- **Exercise directions**
Give the lines again exactly, from the one holding "Decode this image" to the last line of the listing below, both ends included and nothing added.

### Input data

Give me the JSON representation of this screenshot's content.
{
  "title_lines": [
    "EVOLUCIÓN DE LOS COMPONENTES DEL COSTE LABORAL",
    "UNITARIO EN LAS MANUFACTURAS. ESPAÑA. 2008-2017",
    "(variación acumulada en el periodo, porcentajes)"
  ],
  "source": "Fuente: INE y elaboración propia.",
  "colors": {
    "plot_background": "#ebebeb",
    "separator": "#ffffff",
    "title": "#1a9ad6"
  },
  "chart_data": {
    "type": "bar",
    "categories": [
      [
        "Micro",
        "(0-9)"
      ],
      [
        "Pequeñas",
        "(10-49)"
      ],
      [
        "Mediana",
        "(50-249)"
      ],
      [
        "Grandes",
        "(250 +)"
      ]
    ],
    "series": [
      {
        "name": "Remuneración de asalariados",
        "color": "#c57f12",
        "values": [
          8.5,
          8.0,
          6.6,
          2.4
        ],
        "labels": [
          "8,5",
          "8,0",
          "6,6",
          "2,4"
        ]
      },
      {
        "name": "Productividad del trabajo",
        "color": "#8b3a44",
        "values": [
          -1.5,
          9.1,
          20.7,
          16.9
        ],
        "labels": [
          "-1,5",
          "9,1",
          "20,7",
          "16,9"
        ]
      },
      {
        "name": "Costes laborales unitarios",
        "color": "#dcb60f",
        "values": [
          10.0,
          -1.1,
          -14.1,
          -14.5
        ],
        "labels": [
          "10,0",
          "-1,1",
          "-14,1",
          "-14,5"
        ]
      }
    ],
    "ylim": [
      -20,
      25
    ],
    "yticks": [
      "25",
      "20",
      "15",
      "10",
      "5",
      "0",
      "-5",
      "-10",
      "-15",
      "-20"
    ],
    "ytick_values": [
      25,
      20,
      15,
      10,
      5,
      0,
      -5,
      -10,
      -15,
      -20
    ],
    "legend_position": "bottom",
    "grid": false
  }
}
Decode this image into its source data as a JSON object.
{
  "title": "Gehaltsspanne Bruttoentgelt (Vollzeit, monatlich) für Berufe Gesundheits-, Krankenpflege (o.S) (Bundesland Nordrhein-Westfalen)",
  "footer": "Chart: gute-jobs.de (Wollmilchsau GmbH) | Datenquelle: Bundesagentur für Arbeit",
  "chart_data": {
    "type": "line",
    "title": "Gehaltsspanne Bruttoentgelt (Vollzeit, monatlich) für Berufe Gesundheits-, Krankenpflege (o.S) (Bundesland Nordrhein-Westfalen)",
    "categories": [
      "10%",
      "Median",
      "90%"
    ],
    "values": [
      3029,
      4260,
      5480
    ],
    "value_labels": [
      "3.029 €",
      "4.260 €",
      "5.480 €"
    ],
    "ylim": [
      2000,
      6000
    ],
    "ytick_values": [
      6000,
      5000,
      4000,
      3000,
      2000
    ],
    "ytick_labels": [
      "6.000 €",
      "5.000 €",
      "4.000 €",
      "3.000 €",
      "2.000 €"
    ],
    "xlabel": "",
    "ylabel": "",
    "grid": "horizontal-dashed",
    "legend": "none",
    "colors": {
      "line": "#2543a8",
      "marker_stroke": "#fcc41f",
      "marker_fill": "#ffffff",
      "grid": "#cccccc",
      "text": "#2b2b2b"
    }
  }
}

######

- **The reply**
Decode this image into its source data as a JSON object.
{
  "title": "Gehaltsspanne Bruttoentgelt (Vollzeit, monatlich) für Berufe Gesundheits-, Krankenpflege (o.S) (Bundesland Nordrhein-Westfalen)",
  "footer": "Chart: gute-jobs.de (Wollmilchsau GmbH) | Datenquelle: Bundesagentur für Arbeit",
  "chart_data": {
    "type": "line",
    "title": "Gehaltsspanne Bruttoentgelt (Vollzeit, monatlich) für Berufe Gesundheits-, Krankenpflege (o.S) (Bundesland Nordrhein-Westfalen)",
    "categories": [
      "10%",
      "Median",
      "90%"
    ],
    "values": [
      3029,
      4260,
      5480
    ],
    "value_labels": [
      "3.029 €",
      "4.260 €",
      "5.480 €"
    ],
    "ylim": [
      2000,
      6000
    ],
    "ytick_values": [
      6000,
      5000,
      4000,
      3000,
      2000
    ],
    "ytick_labels": [
      "6.000 €",
      "5.000 €",
      "4.000 €",
      "3.000 €",
      "2.000 €"
    ],
    "xlabel": "",
    "ylabel": "",
    "grid": "horizontal-dashed",
    "legend": "none",
    "colors": {
      "line": "#2543a8",
      "marker_stroke": "#fcc41f",
      "marker_fill": "#ffffff",
      "grid": "#cccccc",
      "text": "#2b2b2b"
    }
  }
}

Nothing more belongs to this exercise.